» DATA SUPPLIED:
- - - - -
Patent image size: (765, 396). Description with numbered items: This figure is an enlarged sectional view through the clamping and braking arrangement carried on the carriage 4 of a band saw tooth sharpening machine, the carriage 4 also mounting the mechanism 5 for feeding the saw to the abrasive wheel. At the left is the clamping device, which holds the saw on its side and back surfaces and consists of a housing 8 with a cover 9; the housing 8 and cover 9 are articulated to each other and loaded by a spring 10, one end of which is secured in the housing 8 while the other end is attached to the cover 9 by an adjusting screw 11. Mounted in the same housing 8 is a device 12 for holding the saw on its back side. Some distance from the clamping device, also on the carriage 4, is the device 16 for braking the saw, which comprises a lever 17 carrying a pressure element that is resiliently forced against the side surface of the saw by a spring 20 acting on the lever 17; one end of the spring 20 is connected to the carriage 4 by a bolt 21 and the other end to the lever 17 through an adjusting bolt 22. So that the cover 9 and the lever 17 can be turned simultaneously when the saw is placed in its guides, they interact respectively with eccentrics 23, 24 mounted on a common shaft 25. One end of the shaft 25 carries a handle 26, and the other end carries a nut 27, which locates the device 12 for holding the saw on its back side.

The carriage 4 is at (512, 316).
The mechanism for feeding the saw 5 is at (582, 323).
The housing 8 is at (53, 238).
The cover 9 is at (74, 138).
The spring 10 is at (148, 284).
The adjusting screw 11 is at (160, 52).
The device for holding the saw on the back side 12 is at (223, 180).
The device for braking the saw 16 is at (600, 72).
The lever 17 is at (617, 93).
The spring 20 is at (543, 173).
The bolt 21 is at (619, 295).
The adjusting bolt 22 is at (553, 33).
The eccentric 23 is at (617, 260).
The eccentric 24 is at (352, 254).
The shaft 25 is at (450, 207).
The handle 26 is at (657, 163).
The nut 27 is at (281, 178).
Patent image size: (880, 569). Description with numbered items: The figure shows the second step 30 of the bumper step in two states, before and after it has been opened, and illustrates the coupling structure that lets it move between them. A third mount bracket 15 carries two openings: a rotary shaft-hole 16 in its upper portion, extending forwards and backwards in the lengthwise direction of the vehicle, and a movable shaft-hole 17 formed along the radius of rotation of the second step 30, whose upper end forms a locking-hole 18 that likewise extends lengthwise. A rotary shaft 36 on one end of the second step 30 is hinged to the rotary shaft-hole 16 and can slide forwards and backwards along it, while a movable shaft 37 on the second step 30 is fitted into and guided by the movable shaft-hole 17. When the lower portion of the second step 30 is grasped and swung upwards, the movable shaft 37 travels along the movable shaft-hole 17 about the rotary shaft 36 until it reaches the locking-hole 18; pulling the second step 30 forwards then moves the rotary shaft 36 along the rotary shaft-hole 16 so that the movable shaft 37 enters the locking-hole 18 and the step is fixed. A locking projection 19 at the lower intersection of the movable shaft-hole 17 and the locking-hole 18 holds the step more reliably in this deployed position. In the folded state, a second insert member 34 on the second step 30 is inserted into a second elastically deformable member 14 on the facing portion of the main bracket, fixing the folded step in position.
- - - - -
» TASK REQUIREMENTS: Reproduce every one of the rows above word for word, without changing anything.

» RESPONSE TO THIS EXERCISE:
Patent image size: (765, 396). Description with numbered items: This figure is an enlarged sectional view through the clamping and braking arrangement carried on the carriage 4 of a band saw tooth sharpening machine, the carriage 4 also mounting the mechanism 5 for feeding the saw to the abrasive wheel. At the left is the clamping device, which holds the saw on its side and back surfaces and consists of a housing 8 with a cover 9; the housing 8 and cover 9 are articulated to each other and loaded by a spring 10, one end of which is secured in the housing 8 while the other end is attached to the cover 9 by an adjusting screw 11. Mounted in the same housing 8 is a device 12 for holding the saw on its back side. Some distance from the clamping device, also on the carriage 4, is the device 16 for braking the saw, which comprises a lever 17 carrying a pressure element that is resiliently forced against the side surface of the saw by a spring 20 acting on the lever 17; one end of the spring 20 is connected to the carriage 4 by a bolt 21 and the other end to the lever 17 through an adjusting bolt 22. So that the cover 9 and the lever 17 can be turned simultaneously when the saw is placed in its guides, they interact respectively with eccentrics 23, 24 mounted on a common shaft 25. One end of the shaft 25 carries a handle 26, and the other end carries a nut 27, which locates the device 12 for holding the saw on its back side.

The carriage 4 is at (512, 316).
The mechanism for feeding the saw 5 is at (582, 323).
The housing 8 is at (53, 238).
The cover 9 is at (74, 138).
The spring 10 is at (148, 284).
The adjusting screw 11 is at (160, 52).
The device for holding the saw on the back side 12 is at (223, 180).
The device for braking the saw 16 is at (600, 72).
The lever 17 is at (617, 93).
The spring 20 is at (543, 173).
The bolt 21 is at (619, 295).
The adjusting bolt 22 is at (553, 33).
The eccentric 23 is at (617, 260).
The eccentric 24 is at (352, 254).
The shaft 25 is at (450, 207).
The handle 26 is at (657, 163).
The nut 27 is at (281, 178).
Patent image size: (880, 569). Description with numbered items: The figure shows the second step 30 of the bumper step in two states, before and after it has been opened, and illustrates the coupling structure that lets it move between them. A third mount bracket 15 carries two openings: a rotary shaft-hole 16 in its upper portion, extending forwards and backwards in the lengthwise direction of the vehicle, and a movable shaft-hole 17 formed along the radius of rotation of the second step 30, whose upper end forms a locking-hole 18 that likewise extends lengthwise. A rotary shaft 36 on one end of the second step 30 is hinged to the rotary shaft-hole 16 and can slide forwards and backwards along it, while a movable shaft 37 on the second step 30 is fitted into and guided by the movable shaft-hole 17. When the lower portion of the second step 30 is grasped and swung upwards, the movable shaft 37 travels along the movable shaft-hole 17 about the rotary shaft 36 until it reaches the locking-hole 18; pulling the second step 30 forwards then moves the rotary shaft 36 along the rotary shaft-hole 16 so that the movable shaft 37 enters the locking-hole 18 and the step is fixed. A locking projection 19 at the lower intersection of the movable shaft-hole 17 and the locking-hole 18 holds the step more reliably in this deployed position. In the folded state, a second insert member 34 on the second step 30 is inserted into a second elastically deformable member 14 on the facing portion of the main bracket, fixing the folded step in position.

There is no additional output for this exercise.